**Record excerpts:**
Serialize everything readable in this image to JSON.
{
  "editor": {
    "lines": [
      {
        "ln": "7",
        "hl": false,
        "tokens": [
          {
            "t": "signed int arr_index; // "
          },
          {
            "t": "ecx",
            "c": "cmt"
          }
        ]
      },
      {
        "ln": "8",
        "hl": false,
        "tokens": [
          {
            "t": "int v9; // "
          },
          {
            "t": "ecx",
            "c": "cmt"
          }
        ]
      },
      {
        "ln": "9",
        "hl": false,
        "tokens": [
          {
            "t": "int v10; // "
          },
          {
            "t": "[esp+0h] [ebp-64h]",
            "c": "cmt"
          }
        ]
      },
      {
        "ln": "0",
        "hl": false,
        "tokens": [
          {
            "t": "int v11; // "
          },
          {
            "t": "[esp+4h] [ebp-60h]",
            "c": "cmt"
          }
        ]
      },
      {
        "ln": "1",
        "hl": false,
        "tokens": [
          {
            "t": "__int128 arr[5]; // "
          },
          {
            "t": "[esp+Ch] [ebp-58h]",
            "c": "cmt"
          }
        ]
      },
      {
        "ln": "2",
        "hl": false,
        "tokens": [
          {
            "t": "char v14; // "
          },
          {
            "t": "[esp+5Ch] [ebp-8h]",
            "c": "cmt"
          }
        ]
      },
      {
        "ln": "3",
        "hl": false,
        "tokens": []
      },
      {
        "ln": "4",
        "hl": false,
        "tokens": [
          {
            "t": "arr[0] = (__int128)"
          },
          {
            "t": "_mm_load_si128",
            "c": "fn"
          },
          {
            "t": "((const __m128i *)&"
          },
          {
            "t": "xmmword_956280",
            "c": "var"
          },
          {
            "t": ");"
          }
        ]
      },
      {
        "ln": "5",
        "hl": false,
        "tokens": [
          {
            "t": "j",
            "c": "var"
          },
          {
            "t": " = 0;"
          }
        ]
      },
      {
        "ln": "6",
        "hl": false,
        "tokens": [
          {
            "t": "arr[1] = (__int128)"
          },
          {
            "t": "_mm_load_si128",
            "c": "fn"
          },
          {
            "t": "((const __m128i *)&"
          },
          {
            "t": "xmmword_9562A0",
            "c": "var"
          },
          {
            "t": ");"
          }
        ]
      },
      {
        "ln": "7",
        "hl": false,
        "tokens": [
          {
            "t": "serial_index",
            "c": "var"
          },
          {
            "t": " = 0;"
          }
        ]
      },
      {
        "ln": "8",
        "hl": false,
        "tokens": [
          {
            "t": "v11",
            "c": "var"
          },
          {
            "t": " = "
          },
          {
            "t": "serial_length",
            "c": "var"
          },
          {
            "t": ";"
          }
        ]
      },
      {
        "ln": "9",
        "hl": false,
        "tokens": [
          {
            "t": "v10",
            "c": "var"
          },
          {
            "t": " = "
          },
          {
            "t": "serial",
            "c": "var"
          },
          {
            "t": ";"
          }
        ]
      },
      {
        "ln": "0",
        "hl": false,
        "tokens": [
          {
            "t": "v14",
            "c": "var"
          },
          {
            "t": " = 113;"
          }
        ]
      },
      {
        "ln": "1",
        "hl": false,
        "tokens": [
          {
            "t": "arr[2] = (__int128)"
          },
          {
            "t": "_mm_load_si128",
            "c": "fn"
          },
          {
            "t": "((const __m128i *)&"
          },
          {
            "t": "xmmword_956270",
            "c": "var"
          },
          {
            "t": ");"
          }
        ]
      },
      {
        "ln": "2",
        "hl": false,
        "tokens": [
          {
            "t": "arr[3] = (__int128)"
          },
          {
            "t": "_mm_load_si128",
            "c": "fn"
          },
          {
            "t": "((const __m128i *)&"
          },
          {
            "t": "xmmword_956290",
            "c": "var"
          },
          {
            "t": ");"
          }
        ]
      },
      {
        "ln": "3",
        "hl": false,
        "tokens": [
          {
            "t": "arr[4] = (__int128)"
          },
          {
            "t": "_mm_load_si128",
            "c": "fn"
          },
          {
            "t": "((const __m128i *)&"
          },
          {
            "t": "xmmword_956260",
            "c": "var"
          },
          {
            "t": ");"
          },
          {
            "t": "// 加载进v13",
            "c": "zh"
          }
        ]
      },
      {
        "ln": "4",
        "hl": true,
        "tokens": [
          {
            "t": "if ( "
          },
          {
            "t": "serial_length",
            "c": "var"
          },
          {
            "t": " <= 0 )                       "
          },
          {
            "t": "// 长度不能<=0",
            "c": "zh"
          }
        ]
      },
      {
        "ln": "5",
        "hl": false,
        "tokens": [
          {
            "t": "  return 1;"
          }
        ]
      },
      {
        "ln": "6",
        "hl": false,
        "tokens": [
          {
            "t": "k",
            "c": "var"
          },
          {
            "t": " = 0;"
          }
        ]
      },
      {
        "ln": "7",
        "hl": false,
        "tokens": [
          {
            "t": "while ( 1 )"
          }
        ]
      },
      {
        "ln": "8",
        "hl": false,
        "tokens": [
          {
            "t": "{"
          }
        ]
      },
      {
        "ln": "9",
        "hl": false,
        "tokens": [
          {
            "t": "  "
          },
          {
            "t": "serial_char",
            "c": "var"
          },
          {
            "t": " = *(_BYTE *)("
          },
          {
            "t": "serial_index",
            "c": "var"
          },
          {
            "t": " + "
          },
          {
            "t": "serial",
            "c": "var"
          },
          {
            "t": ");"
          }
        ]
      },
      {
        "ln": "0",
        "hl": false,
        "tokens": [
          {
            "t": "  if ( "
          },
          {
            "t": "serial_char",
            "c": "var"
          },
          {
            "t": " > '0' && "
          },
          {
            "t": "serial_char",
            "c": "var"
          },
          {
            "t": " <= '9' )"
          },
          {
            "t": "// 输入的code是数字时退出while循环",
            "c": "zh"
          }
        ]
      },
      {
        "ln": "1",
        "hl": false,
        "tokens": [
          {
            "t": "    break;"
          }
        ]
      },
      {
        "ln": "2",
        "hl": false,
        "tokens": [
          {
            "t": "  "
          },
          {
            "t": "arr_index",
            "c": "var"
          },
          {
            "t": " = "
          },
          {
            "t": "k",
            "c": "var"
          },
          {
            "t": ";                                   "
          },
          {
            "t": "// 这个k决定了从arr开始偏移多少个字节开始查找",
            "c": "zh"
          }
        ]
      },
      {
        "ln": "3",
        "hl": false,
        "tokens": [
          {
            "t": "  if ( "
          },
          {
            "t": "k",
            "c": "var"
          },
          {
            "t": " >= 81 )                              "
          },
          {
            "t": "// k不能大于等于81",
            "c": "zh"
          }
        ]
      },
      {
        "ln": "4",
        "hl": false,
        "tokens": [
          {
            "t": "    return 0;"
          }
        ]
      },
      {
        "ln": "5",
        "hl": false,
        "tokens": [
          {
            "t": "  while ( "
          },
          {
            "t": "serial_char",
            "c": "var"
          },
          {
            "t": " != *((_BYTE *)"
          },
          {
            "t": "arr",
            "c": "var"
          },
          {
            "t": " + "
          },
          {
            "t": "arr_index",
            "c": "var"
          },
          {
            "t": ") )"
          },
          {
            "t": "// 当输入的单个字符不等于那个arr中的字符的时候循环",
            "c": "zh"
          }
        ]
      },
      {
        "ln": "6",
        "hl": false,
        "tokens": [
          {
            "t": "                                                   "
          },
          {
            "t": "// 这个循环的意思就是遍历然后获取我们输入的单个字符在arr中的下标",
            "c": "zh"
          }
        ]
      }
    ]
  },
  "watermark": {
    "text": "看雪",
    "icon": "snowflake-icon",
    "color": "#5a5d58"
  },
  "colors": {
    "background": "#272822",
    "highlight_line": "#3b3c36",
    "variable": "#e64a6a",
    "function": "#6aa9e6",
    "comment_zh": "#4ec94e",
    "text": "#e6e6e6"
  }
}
==
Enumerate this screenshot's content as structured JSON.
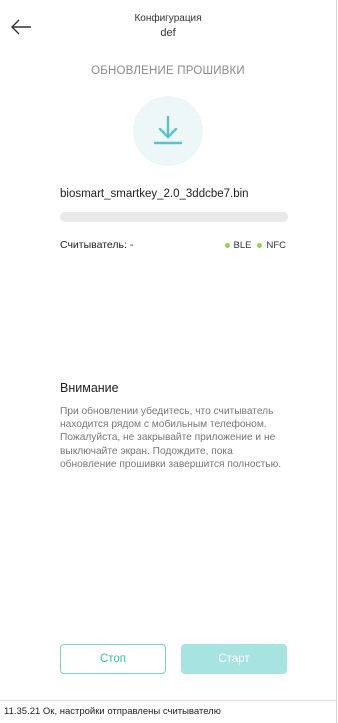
--
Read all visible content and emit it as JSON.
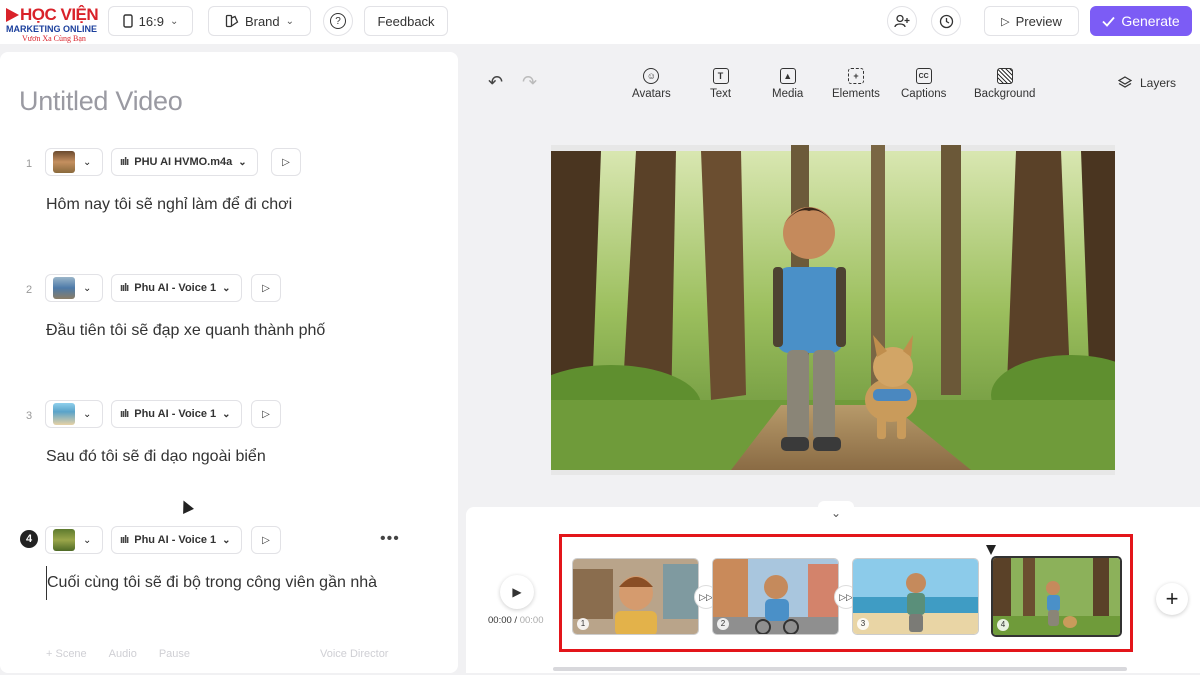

**What the exercise asks:** Find the word "content" in the entries, and copy every line it shows up in.

**Worked answer:**
Enumerate this screenshot's content as structured JSON.
Read all visible content and emit it as JSON.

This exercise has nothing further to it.